### Stored records
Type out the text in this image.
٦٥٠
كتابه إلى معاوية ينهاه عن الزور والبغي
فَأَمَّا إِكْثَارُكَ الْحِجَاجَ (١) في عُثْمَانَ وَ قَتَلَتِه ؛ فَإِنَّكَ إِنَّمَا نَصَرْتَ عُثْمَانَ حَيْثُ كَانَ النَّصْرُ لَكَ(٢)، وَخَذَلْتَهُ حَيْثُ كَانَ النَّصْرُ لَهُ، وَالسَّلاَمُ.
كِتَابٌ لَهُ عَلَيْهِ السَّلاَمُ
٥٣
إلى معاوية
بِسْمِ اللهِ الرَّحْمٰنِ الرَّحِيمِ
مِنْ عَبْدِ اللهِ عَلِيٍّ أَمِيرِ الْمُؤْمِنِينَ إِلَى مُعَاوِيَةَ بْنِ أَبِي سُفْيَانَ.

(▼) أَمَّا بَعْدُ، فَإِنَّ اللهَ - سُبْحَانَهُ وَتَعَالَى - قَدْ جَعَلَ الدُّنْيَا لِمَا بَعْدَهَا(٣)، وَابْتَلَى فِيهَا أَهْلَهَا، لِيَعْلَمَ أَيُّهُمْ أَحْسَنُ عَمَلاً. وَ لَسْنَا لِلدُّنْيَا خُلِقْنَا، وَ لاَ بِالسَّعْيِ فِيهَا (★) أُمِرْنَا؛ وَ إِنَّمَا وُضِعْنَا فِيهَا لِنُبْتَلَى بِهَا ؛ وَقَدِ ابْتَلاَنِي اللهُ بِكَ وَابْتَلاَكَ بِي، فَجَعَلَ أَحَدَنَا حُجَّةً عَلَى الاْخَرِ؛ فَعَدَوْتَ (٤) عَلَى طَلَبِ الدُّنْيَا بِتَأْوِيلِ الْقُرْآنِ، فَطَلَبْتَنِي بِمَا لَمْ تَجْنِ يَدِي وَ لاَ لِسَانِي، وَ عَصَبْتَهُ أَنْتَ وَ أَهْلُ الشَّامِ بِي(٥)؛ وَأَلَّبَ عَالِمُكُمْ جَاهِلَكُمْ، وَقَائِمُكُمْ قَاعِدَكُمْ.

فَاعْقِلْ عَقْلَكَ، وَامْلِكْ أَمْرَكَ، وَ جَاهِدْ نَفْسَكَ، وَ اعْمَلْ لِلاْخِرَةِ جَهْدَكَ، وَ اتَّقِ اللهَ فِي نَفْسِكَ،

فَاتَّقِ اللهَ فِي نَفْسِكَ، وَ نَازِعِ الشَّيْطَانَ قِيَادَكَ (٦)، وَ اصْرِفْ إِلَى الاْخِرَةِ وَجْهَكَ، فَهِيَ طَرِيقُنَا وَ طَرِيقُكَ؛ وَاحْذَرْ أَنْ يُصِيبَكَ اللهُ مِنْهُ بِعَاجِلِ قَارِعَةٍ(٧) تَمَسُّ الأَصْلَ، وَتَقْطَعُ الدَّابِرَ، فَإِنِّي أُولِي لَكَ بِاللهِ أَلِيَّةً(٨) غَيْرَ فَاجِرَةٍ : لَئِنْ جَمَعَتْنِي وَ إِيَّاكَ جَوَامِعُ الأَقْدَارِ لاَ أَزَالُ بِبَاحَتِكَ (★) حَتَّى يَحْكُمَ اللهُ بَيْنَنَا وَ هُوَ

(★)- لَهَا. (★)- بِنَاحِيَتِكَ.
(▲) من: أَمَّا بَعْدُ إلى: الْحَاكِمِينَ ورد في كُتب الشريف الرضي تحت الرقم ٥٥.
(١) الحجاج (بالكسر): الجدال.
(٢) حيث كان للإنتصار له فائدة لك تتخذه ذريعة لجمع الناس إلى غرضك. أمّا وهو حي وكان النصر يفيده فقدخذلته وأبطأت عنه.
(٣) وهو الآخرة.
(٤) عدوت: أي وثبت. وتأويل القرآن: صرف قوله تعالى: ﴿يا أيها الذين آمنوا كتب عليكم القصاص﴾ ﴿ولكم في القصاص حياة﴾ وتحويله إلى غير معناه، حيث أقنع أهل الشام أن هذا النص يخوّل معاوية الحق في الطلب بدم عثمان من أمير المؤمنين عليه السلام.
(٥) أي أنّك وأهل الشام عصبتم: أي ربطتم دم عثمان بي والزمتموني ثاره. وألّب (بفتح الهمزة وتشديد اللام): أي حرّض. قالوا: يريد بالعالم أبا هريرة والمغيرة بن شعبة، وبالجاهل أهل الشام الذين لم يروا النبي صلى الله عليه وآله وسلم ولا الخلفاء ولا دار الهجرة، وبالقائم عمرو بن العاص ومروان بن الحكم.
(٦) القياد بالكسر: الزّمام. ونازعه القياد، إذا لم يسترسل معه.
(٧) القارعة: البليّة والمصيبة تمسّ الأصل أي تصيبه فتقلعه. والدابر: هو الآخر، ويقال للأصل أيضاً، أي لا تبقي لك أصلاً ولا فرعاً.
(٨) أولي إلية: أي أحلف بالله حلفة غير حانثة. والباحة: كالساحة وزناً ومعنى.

### Objective
Where a line above contains the string "عثمان", copy that line.

### Result below
(٤) عدوت: أي وثبت. وتأويل القرآن: صرف قوله تعالى: ﴿يا أيها الذين آمنوا كتب عليكم القصاص﴾ ﴿ولكم في القصاص حياة﴾ وتحويله إلى غير معناه، حيث أقنع أهل الشام أن هذا النص يخوّل معاوية الحق في الطلب بدم عثمان من أمير المؤمنين عليه السلام.
(٥) أي أنّك وأهل الشام عصبتم: أي ربطتم دم عثمان بي والزمتموني ثاره. وألّب (بفتح الهمزة وتشديد اللام): أي حرّض. قالوا: يريد بالعالم أبا هريرة والمغيرة بن شعبة، وبالجاهل أهل الشام الذين لم يروا النبي صلى الله عليه وآله وسلم ولا الخلفاء ولا دار الهجرة، وبالقائم عمرو بن العاص ومروان بن الحكم.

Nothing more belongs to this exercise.